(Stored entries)
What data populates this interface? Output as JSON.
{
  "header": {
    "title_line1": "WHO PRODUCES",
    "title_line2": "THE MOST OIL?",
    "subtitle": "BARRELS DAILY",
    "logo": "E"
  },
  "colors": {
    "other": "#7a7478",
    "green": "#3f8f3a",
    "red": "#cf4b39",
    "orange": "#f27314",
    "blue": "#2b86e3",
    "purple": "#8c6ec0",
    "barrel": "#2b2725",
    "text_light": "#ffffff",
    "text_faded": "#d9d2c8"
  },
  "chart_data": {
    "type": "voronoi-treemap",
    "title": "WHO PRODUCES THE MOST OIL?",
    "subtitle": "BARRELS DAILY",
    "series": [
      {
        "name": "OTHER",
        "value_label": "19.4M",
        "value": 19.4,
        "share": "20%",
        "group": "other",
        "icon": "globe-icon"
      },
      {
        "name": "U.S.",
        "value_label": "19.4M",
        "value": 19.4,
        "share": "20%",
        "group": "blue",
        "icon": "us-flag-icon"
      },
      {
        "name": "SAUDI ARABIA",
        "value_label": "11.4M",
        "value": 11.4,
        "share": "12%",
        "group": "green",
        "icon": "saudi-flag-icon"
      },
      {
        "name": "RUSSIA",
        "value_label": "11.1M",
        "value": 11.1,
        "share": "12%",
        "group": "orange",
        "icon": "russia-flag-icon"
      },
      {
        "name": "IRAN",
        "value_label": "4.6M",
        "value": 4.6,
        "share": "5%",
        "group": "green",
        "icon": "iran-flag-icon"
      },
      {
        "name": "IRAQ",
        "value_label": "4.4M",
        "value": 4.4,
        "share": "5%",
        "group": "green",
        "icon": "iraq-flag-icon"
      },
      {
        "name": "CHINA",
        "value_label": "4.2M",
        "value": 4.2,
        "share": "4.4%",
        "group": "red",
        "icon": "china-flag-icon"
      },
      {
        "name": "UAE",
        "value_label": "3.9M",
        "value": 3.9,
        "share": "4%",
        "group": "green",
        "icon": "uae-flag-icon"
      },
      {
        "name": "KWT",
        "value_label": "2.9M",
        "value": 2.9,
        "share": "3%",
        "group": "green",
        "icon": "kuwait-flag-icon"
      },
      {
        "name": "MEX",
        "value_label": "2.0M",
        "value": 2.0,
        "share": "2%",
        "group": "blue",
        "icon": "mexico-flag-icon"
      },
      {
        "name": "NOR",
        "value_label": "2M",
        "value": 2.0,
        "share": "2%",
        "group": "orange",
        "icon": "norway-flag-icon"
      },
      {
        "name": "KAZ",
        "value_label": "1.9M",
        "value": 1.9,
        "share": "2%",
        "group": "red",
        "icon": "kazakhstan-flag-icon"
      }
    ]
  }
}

* * *

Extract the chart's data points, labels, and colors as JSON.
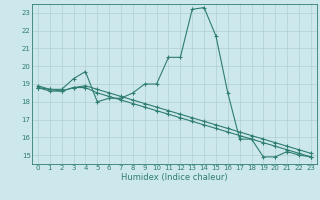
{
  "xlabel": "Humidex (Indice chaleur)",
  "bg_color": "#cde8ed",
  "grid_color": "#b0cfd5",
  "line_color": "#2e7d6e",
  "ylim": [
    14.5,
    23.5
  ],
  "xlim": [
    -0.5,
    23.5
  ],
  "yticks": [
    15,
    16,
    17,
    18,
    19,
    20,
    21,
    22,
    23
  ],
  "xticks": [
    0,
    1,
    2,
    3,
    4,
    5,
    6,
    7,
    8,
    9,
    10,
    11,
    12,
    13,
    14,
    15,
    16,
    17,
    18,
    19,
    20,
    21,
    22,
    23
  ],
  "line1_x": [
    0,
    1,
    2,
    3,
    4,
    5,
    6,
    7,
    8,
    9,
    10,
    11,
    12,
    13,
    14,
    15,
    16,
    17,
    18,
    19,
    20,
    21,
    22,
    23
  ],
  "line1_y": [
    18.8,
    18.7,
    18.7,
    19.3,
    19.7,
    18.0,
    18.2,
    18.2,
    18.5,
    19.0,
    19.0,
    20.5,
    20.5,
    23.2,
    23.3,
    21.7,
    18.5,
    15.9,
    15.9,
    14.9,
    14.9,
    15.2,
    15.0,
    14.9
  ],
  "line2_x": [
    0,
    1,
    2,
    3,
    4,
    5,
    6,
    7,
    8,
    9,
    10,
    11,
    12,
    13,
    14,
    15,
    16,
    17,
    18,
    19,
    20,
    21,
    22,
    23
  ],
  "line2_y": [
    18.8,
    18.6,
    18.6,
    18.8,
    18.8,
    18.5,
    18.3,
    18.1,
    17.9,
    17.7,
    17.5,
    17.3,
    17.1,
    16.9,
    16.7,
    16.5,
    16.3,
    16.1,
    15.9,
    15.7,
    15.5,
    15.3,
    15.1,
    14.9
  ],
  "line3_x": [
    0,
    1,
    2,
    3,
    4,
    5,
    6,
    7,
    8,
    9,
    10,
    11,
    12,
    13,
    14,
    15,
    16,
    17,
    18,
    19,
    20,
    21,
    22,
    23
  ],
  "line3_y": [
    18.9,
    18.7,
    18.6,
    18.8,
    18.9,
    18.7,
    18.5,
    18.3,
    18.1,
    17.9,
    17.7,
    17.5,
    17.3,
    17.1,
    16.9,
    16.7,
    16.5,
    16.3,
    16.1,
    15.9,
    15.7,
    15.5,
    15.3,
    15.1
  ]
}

**SHORT TASK:**
From the listing above, copy every line that holds the string "flag".

**WORKED SOLUTION:**
        "icon": "us-flag-icon"
        "icon": "saudi-flag-icon"
        "icon": "russia-flag-icon"
        "icon": "iran-flag-icon"
        "icon": "iraq-flag-icon"
        "icon": "china-flag-icon"
        "icon": "uae-flag-icon"
        "icon": "kuwait-flag-icon"
        "icon": "mexico-flag-icon"
        "icon": "norway-flag-icon"
        "icon": "kazakhstan-flag-icon"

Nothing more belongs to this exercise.